— Extracted entries —
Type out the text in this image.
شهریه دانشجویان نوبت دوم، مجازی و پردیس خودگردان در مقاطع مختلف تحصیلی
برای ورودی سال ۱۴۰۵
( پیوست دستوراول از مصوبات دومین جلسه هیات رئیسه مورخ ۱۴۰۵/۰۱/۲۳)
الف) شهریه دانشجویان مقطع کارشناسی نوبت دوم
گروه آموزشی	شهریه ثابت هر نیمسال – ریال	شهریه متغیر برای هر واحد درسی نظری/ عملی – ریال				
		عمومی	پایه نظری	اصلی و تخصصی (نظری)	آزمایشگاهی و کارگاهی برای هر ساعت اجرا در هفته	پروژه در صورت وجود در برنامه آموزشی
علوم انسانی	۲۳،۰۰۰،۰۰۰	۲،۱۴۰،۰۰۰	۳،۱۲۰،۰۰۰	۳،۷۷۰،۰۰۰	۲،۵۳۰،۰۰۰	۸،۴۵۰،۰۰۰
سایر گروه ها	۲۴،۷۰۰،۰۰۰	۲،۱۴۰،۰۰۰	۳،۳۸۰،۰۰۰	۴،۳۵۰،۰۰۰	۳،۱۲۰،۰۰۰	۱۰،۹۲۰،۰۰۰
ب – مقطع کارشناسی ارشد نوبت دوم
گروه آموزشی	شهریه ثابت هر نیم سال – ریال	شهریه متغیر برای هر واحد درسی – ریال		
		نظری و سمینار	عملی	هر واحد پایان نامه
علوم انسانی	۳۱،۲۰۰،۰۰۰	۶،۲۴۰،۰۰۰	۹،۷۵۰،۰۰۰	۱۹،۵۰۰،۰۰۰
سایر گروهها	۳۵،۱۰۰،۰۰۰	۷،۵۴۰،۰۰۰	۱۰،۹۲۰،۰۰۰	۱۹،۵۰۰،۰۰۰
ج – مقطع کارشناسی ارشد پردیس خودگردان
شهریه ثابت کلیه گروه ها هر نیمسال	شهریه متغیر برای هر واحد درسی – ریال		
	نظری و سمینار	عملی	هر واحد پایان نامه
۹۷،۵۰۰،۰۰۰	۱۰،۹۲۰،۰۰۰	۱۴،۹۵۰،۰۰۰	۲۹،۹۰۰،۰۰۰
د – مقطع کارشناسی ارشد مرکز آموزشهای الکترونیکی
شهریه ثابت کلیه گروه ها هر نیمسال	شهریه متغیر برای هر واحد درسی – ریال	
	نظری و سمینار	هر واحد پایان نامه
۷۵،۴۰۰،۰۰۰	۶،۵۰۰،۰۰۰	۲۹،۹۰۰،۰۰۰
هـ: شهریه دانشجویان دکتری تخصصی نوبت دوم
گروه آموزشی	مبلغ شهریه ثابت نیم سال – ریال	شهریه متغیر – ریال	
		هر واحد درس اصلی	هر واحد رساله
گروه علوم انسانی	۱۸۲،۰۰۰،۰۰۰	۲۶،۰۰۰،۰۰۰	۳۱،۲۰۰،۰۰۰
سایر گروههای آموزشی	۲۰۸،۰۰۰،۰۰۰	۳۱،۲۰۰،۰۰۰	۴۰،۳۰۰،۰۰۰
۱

— What you should do —
Copy each line of the listing that contains the string "سمینار".

— Answer to the problem —
		نظری و سمینار	عملی	هر واحد پایان نامه
	نظری و سمینار	عملی	هر واحد پایان نامه
	نظری و سمینار	هر واحد پایان نامه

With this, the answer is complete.